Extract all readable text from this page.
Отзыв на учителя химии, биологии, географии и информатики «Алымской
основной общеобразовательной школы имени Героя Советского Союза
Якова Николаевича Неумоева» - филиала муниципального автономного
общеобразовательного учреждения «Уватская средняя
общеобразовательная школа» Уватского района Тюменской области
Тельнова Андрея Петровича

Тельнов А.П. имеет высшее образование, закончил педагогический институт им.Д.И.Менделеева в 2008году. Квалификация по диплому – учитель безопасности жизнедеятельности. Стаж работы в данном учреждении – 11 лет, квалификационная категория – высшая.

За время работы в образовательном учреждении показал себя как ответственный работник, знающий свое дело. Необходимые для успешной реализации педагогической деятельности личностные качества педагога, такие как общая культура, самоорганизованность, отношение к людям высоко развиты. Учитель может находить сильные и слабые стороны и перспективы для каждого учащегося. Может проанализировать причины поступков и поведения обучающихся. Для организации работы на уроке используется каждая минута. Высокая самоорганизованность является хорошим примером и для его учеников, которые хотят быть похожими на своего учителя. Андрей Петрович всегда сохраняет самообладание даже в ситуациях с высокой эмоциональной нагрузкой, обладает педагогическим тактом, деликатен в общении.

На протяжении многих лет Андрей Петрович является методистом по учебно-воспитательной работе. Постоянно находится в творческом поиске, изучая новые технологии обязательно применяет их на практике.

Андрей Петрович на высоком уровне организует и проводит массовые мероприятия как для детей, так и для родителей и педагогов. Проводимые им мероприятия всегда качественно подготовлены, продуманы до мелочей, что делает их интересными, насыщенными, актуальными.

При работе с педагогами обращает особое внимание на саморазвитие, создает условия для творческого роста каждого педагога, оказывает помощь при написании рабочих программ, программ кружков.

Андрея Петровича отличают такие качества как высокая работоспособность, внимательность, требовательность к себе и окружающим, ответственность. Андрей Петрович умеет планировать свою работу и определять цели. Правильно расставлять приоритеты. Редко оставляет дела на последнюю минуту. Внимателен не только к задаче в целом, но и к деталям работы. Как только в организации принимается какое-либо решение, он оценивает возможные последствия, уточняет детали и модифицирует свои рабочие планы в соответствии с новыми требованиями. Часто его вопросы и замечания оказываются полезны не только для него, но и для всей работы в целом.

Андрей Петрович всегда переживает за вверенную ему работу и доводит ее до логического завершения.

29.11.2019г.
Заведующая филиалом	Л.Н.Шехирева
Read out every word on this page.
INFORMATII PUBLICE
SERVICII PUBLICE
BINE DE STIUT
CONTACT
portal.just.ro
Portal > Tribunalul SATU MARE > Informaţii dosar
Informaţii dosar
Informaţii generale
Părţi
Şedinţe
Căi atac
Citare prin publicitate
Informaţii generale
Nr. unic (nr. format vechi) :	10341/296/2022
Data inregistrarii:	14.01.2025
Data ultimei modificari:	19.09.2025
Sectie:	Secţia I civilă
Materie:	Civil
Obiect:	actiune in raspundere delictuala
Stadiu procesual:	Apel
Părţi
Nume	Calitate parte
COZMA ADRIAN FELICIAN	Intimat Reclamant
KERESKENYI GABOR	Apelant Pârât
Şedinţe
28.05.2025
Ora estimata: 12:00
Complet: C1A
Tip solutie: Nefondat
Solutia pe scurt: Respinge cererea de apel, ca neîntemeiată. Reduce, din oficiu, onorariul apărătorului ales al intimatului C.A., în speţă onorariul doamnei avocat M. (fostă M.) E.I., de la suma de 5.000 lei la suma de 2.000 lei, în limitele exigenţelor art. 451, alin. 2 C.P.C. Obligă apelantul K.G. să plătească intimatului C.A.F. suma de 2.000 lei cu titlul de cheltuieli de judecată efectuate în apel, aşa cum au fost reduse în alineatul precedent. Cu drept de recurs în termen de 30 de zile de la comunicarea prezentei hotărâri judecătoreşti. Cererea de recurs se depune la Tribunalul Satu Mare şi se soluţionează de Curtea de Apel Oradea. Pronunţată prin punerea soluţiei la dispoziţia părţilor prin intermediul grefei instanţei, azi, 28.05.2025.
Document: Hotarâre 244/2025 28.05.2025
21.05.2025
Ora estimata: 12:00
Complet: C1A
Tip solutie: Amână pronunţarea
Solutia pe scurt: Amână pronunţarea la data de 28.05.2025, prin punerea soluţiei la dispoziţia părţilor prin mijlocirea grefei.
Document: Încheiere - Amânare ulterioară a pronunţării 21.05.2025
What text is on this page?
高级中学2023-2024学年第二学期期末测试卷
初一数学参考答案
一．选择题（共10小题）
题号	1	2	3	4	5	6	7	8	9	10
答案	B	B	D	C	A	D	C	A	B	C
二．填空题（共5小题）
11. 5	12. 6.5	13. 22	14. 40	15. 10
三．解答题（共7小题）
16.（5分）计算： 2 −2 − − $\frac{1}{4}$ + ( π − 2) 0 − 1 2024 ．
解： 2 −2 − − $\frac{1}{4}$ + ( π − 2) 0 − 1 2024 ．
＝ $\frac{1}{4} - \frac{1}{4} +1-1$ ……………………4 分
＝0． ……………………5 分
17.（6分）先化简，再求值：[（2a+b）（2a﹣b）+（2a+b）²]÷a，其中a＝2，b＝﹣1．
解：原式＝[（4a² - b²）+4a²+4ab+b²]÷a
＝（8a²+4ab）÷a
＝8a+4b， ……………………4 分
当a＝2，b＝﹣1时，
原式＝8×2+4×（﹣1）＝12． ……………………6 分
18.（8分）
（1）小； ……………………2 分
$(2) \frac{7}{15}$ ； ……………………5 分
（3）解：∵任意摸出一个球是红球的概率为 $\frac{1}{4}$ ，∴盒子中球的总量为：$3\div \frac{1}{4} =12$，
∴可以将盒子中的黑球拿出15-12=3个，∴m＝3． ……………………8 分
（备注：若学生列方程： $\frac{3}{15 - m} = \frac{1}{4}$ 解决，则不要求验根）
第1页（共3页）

> WHAT THE EXERCISE ASKS:
Output all of the material, please, exactly as it stands.

> PROBLEM SOLUTION:
Extract all readable text from this page.
Отзыв на учителя химии, биологии, географии и информатики «Алымской
основной общеобразовательной школы имени Героя Советского Союза
Якова Николаевича Неумоева» - филиала муниципального автономного
общеобразовательного учреждения «Уватская средняя
общеобразовательная школа» Уватского района Тюменской области
Тельнова Андрея Петровича

Тельнов А.П. имеет высшее образование, закончил педагогический институт им.Д.И.Менделеева в 2008году. Квалификация по диплому – учитель безопасности жизнедеятельности. Стаж работы в данном учреждении – 11 лет, квалификационная категория – высшая.

За время работы в образовательном учреждении показал себя как ответственный работник, знающий свое дело. Необходимые для успешной реализации педагогической деятельности личностные качества педагога, такие как общая культура, самоорганизованность, отношение к людям высоко развиты. Учитель может находить сильные и слабые стороны и перспективы для каждого учащегося. Может проанализировать причины поступков и поведения обучающихся. Для организации работы на уроке используется каждая минута. Высокая самоорганизованность является хорошим примером и для его учеников, которые хотят быть похожими на своего учителя. Андрей Петрович всегда сохраняет самообладание даже в ситуациях с высокой эмоциональной нагрузкой, обладает педагогическим тактом, деликатен в общении.

На протяжении многих лет Андрей Петрович является методистом по учебно-воспитательной работе. Постоянно находится в творческом поиске, изучая новые технологии обязательно применяет их на практике.

Андрей Петрович на высоком уровне организует и проводит массовые мероприятия как для детей, так и для родителей и педагогов. Проводимые им мероприятия всегда качественно подготовлены, продуманы до мелочей, что делает их интересными, насыщенными, актуальными.

При работе с педагогами обращает особое внимание на саморазвитие, создает условия для творческого роста каждого педагога, оказывает помощь при написании рабочих программ, программ кружков.

Андрея Петровича отличают такие качества как высокая работоспособность, внимательность, требовательность к себе и окружающим, ответственность. Андрей Петрович умеет планировать свою работу и определять цели. Правильно расставлять приоритеты. Редко оставляет дела на последнюю минуту. Внимателен не только к задаче в целом, но и к деталям работы. Как только в организации принимается какое-либо решение, он оценивает возможные последствия, уточняет детали и модифицирует свои рабочие планы в соответствии с новыми требованиями. Часто его вопросы и замечания оказываются полезны не только для него, но и для всей работы в целом.

Андрей Петрович всегда переживает за вверенную ему работу и доводит ее до логического завершения.

29.11.2019г.
Заведующая филиалом	Л.Н.Шехирева
Read out every word on this page.
INFORMATII PUBLICE
SERVICII PUBLICE
BINE DE STIUT
CONTACT
portal.just.ro
Portal > Tribunalul SATU MARE > Informaţii dosar
Informaţii dosar
Informaţii generale
Părţi
Şedinţe
Căi atac
Citare prin publicitate
Informaţii generale
Nr. unic (nr. format vechi) :	10341/296/2022
Data inregistrarii:	14.01.2025
Data ultimei modificari:	19.09.2025
Sectie:	Secţia I civilă
Materie:	Civil
Obiect:	actiune in raspundere delictuala
Stadiu procesual:	Apel
Părţi
Nume	Calitate parte
COZMA ADRIAN FELICIAN	Intimat Reclamant
KERESKENYI GABOR	Apelant Pârât
Şedinţe
28.05.2025
Ora estimata: 12:00
Complet: C1A
Tip solutie: Nefondat
Solutia pe scurt: Respinge cererea de apel, ca neîntemeiată. Reduce, din oficiu, onorariul apărătorului ales al intimatului C.A., în speţă onorariul doamnei avocat M. (fostă M.) E.I., de la suma de 5.000 lei la suma de 2.000 lei, în limitele exigenţelor art. 451, alin. 2 C.P.C. Obligă apelantul K.G. să plătească intimatului C.A.F. suma de 2.000 lei cu titlul de cheltuieli de judecată efectuate în apel, aşa cum au fost reduse în alineatul precedent. Cu drept de recurs în termen de 30 de zile de la comunicarea prezentei hotărâri judecătoreşti. Cererea de recurs se depune la Tribunalul Satu Mare şi se soluţionează de Curtea de Apel Oradea. Pronunţată prin punerea soluţiei la dispoziţia părţilor prin intermediul grefei instanţei, azi, 28.05.2025.
Document: Hotarâre 244/2025 28.05.2025
21.05.2025
Ora estimata: 12:00
Complet: C1A
Tip solutie: Amână pronunţarea
Solutia pe scurt: Amână pronunţarea la data de 28.05.2025, prin punerea soluţiei la dispoziţia părţilor prin mijlocirea grefei.
Document: Încheiere - Amânare ulterioară a pronunţării 21.05.2025
What text is on this page?
高级中学2023-2024学年第二学期期末测试卷
初一数学参考答案
一．选择题（共10小题）
题号	1	2	3	4	5	6	7	8	9	10
答案	B	B	D	C	A	D	C	A	B	C
二．填空题（共5小题）
11. 5	12. 6.5	13. 22	14. 40	15. 10
三．解答题（共7小题）
16.（5分）计算： 2 −2 − − $\frac{1}{4}$ + ( π − 2) 0 − 1 2024 ．
解： 2 −2 − − $\frac{1}{4}$ + ( π − 2) 0 − 1 2024 ．
＝ $\frac{1}{4} - \frac{1}{4} +1-1$ ……………………4 分
＝0． ……………………5 分
17.（6分）先化简，再求值：[（2a+b）（2a﹣b）+（2a+b）²]÷a，其中a＝2，b＝﹣1．
解：原式＝[（4a² - b²）+4a²+4ab+b²]÷a
＝（8a²+4ab）÷a
＝8a+4b， ……………………4 分
当a＝2，b＝﹣1时，
原式＝8×2+4×（﹣1）＝12． ……………………6 分
18.（8分）
（1）小； ……………………2 分
$(2) \frac{7}{15}$ ； ……………………5 分
（3）解：∵任意摸出一个球是红球的概率为 $\frac{1}{4}$ ，∴盒子中球的总量为：$3\div \frac{1}{4} =12$，
∴可以将盒子中的黑球拿出15-12=3个，∴m＝3． ……………………8 分
（备注：若学生列方程： $\frac{3}{15 - m} = \frac{1}{4}$ 解决，则不要求验根）
第1页（共3页）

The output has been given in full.